TO BE DONE: Give an exact transcription of every line, dropping the images.

SUPPLIED DATA:
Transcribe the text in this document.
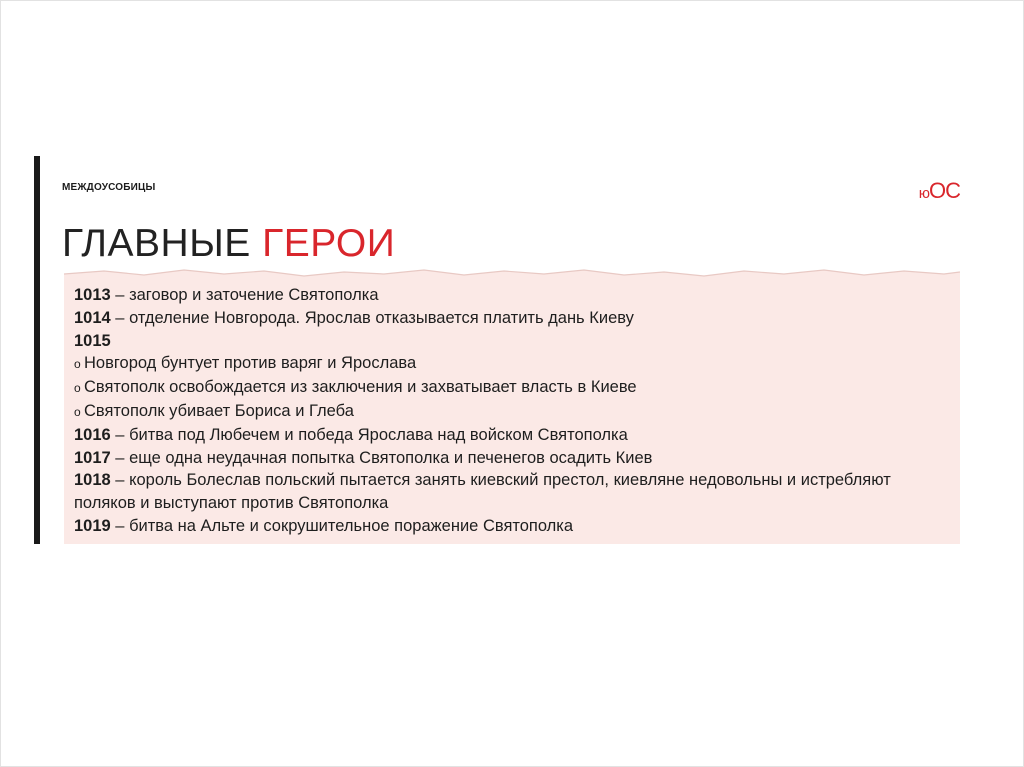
МЕЖДОУСОБИЦЫ	юОС
ГЛАВНЫЕ ГЕРОИ
1013 – заговор и заточение Святополка
1014 – отделение Новгорода. Ярослав отказывается платить дань Киеву
1015
o Новгород бунтует против варяг и Ярослава
o Святополк освобождается из заключения и захватывает власть в Киеве
o Святополк убивает Бориса и Глеба
1016 – битва под Любечем и победа Ярослава над войском Святополка
1017 – еще одна неудачная попытка Святополка и печенегов осадить Киев
1018 – король Болеслав польский пытается занять киевский престол, киевляне недовольны и истребляют поляков и выступают против Святополка
1019 – битва на Альте и сокрушительное поражение Святополка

RESULT FOR THIS EXERCISE:
Transcribe the text in this document.
МЕЖДОУСОБИЦЫ	юОС
ГЛАВНЫЕ ГЕРОИ
1013 – заговор и заточение Святополка
1014 – отделение Новгорода. Ярослав отказывается платить дань Киеву
1015
o Новгород бунтует против варяг и Ярослава
o Святополк освобождается из заключения и захватывает власть в Киеве
o Святополк убивает Бориса и Глеба
1016 – битва под Любечем и победа Ярослава над войском Святополка
1017 – еще одна неудачная попытка Святополка и печенегов осадить Киев
1018 – король Болеслав польский пытается занять киевский престол, киевляне недовольны и истребляют поляков и выступают против Святополка
1019 – битва на Альте и сокрушительное поражение Святополка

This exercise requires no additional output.